● Task objective
Find the word "making" in the listing; pull out each line holding it.

Rows from a dataset
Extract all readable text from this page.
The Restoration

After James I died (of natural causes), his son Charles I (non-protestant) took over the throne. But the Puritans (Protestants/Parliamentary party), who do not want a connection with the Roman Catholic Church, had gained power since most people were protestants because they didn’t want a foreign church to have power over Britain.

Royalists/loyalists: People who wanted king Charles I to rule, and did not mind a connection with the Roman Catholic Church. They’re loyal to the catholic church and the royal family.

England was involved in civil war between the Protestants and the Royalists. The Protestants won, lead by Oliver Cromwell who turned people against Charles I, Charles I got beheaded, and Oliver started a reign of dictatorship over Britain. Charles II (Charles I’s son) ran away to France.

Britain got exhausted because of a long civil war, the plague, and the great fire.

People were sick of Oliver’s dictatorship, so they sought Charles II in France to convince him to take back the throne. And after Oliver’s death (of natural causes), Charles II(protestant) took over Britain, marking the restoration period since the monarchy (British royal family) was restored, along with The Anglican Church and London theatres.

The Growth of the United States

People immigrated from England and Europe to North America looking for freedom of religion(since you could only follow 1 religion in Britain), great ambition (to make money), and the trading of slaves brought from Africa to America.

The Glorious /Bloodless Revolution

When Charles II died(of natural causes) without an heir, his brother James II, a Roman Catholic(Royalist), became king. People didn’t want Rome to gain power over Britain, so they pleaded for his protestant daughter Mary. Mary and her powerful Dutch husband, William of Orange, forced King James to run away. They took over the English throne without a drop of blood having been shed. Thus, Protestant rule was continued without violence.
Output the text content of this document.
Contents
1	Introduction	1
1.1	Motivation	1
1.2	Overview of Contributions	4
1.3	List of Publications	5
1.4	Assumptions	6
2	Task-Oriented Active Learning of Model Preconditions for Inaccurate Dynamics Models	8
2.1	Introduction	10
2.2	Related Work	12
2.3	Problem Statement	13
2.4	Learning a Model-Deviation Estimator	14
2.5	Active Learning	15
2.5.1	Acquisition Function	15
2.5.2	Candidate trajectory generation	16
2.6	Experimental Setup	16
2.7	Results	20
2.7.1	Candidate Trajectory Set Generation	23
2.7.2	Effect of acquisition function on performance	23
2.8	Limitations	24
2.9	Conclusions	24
--
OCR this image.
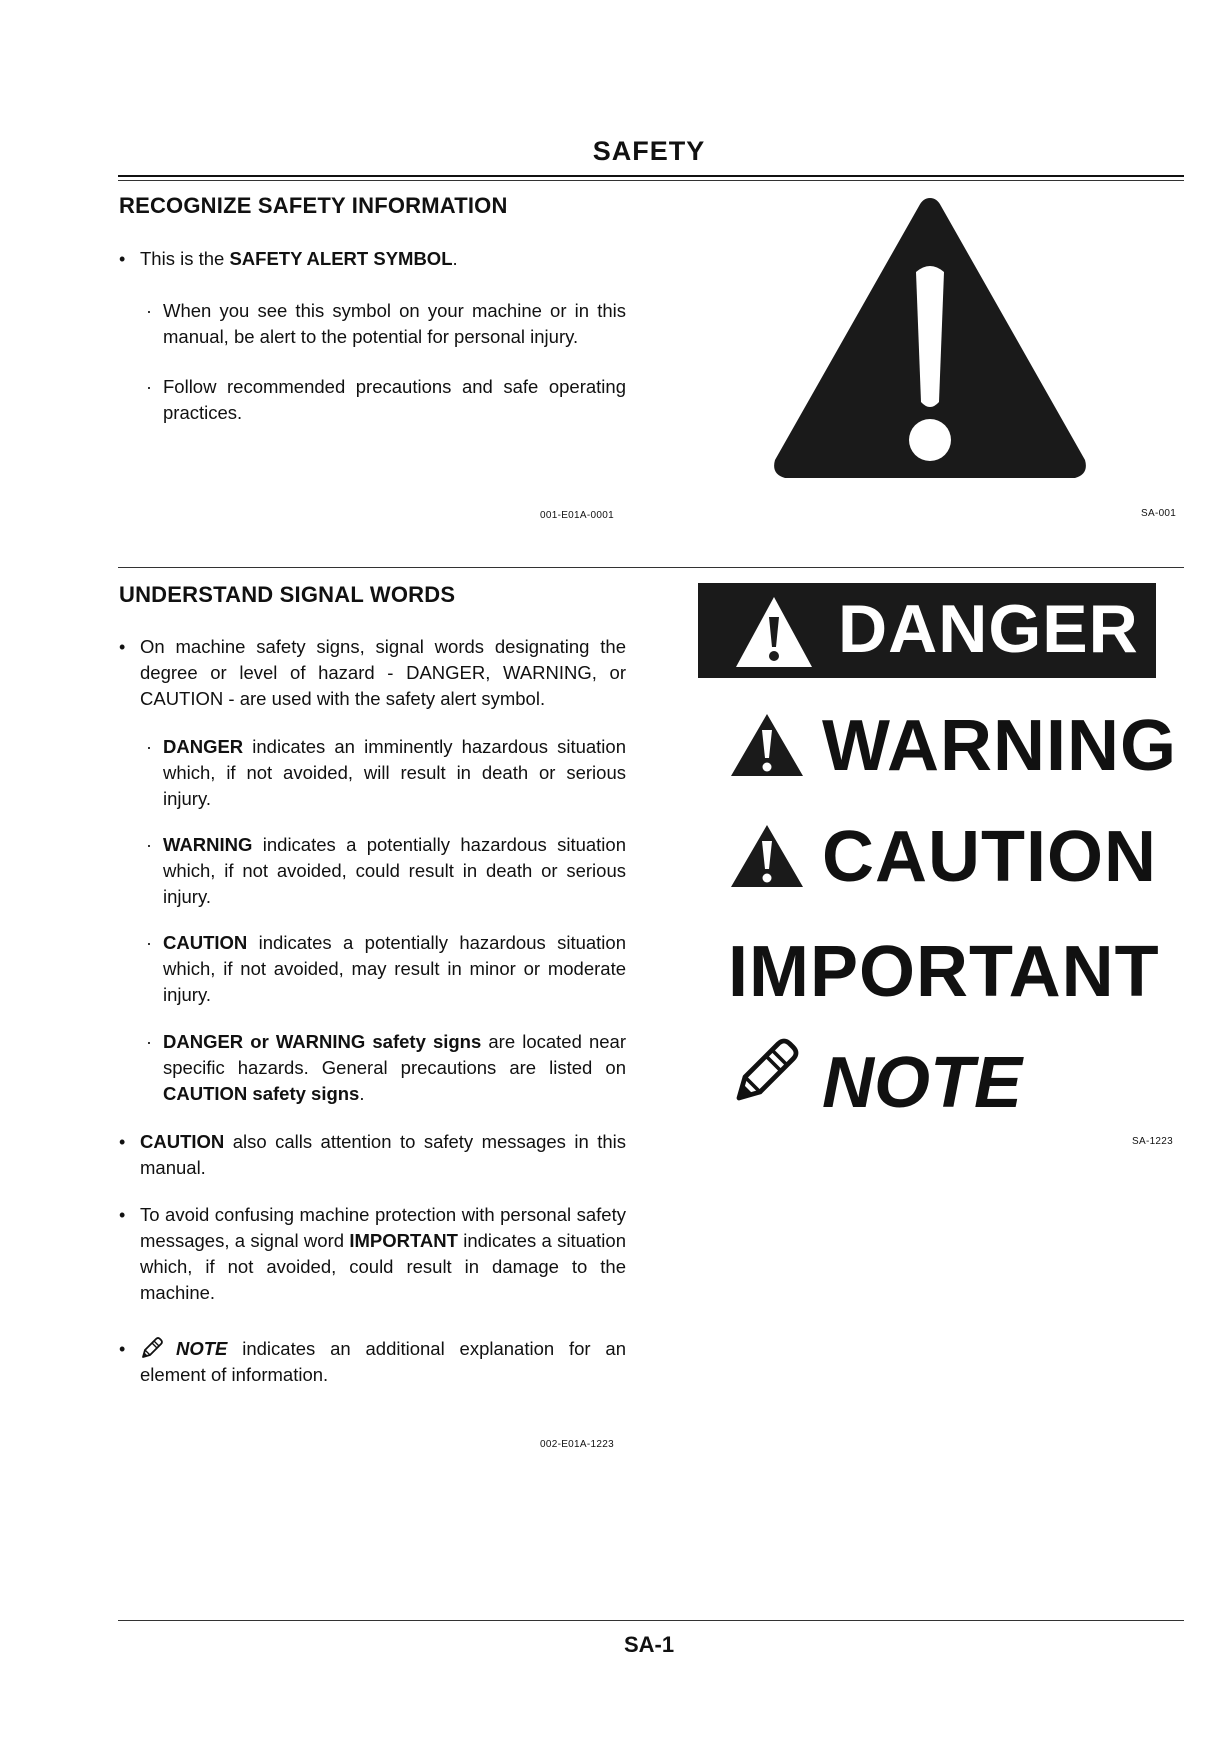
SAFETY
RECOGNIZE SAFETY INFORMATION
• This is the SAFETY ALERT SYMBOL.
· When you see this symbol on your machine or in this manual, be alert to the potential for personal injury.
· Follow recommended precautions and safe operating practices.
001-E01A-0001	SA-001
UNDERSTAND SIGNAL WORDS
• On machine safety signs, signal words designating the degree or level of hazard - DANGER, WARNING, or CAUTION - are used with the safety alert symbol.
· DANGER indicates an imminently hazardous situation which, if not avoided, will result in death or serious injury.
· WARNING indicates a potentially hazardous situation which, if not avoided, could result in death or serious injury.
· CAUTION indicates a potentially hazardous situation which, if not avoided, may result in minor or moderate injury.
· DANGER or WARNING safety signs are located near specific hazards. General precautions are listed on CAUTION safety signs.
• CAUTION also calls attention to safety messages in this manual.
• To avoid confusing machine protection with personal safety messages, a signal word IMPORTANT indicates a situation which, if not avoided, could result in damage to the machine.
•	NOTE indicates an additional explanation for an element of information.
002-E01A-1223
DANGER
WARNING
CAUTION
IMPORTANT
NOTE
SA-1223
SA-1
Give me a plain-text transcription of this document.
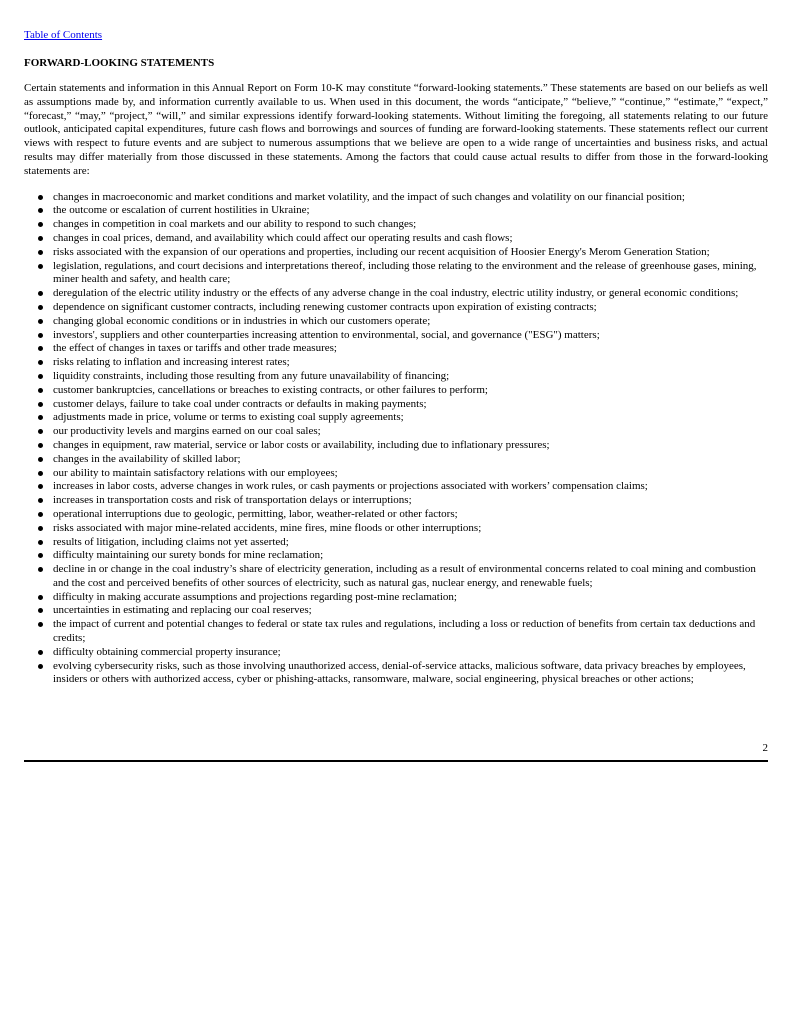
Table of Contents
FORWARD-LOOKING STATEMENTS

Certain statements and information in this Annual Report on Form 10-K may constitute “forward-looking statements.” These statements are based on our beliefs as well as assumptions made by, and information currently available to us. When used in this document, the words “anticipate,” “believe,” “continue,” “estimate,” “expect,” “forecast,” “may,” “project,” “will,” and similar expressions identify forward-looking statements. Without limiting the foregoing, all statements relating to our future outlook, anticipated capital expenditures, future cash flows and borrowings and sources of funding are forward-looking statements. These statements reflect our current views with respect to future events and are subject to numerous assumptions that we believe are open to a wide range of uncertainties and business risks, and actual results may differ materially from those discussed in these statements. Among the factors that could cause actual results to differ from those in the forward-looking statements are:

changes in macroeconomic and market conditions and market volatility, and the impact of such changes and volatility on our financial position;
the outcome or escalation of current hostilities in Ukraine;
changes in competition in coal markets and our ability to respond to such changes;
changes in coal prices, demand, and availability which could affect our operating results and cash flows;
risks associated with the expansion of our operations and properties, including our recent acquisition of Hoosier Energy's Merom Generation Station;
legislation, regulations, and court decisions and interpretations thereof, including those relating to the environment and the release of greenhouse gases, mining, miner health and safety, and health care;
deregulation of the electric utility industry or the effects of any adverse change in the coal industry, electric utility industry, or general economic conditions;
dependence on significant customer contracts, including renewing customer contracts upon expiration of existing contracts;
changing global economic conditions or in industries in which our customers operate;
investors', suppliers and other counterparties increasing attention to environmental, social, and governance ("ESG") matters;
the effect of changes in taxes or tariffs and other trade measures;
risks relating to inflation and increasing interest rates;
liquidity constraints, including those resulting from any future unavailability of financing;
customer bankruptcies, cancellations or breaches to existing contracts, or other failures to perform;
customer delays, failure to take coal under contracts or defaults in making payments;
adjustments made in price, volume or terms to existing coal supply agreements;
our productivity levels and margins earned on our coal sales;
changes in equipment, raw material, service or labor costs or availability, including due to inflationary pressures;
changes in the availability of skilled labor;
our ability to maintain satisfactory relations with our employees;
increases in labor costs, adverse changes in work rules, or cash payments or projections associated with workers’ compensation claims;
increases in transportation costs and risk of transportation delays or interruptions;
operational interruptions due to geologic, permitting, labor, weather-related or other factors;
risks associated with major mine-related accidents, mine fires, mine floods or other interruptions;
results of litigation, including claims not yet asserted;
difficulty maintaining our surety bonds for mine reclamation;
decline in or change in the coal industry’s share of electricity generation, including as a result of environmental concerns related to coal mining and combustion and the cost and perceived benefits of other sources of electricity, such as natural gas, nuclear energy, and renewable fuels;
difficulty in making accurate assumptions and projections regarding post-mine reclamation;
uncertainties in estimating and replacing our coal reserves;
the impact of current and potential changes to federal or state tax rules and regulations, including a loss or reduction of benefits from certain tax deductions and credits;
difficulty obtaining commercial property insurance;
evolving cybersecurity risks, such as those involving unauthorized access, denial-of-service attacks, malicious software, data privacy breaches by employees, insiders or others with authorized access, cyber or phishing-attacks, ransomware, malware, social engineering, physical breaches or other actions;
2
---
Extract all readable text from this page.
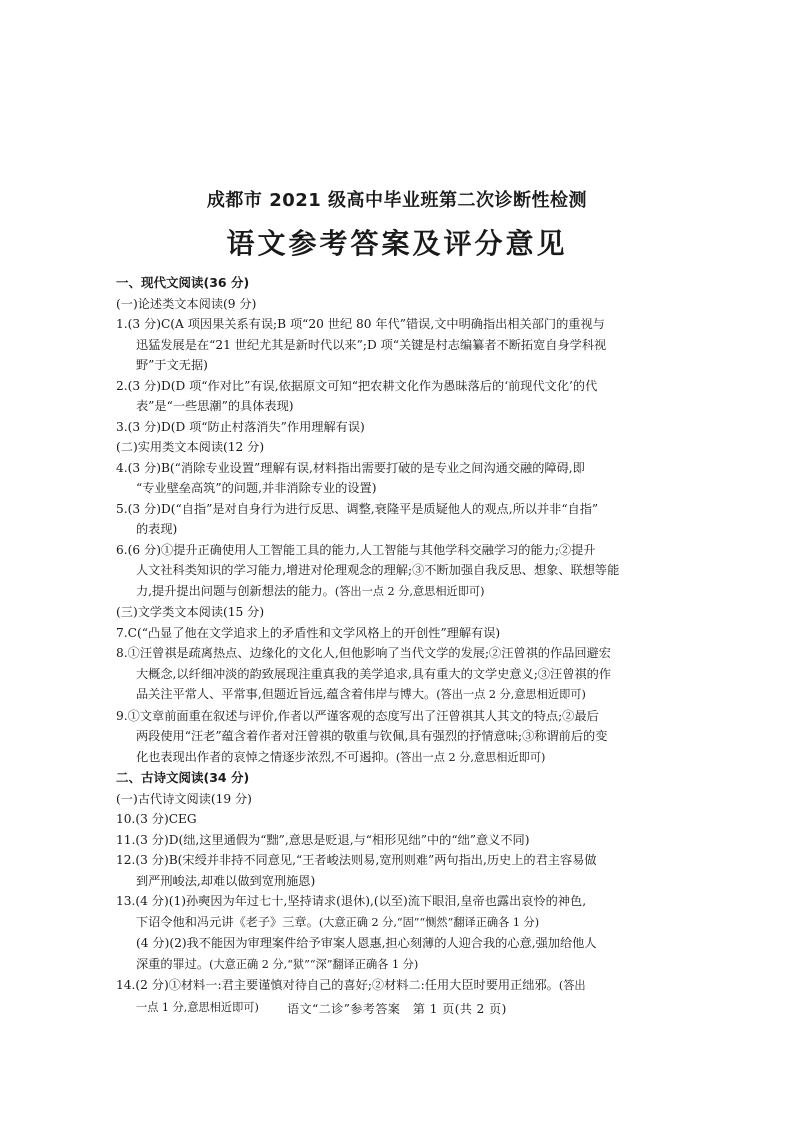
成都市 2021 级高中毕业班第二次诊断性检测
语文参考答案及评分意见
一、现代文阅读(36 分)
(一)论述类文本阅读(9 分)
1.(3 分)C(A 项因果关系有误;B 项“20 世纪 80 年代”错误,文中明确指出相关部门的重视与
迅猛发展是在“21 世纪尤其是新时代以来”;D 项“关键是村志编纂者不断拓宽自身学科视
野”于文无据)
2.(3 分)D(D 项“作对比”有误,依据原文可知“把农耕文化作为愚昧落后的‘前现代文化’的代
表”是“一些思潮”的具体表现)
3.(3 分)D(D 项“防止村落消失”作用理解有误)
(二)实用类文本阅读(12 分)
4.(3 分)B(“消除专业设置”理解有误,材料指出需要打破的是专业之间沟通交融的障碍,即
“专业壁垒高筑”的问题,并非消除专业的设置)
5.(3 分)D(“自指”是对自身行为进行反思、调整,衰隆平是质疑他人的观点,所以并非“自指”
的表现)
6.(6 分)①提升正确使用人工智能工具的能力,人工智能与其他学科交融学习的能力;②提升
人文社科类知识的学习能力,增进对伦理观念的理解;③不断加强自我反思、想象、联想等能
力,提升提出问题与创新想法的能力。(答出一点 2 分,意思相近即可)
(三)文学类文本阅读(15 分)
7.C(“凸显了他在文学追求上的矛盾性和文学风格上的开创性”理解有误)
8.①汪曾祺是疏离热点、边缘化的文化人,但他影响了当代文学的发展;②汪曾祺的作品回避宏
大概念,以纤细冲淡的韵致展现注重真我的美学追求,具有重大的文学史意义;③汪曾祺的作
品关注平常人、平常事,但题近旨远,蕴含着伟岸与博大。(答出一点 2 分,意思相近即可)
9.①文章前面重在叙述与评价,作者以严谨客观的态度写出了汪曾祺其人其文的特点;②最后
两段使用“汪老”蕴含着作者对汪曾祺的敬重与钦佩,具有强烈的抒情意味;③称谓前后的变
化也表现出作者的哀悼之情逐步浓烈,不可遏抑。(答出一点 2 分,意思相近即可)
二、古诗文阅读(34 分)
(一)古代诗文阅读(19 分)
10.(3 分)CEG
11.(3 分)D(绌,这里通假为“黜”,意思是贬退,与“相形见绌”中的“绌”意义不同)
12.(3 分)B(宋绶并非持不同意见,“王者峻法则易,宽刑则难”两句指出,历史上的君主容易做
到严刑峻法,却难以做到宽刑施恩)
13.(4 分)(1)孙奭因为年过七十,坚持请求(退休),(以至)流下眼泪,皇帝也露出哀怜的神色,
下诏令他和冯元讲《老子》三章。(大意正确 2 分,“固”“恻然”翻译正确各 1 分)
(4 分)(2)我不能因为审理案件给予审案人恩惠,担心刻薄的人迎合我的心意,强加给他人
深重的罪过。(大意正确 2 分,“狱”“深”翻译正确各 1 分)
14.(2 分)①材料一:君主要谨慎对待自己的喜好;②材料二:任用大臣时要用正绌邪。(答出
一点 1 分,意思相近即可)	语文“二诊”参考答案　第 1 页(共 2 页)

● Written response
customer delays, failure to take coal under contracts or defaults in making payments;
difficulty in making accurate assumptions and projections regarding post-mine reclamation;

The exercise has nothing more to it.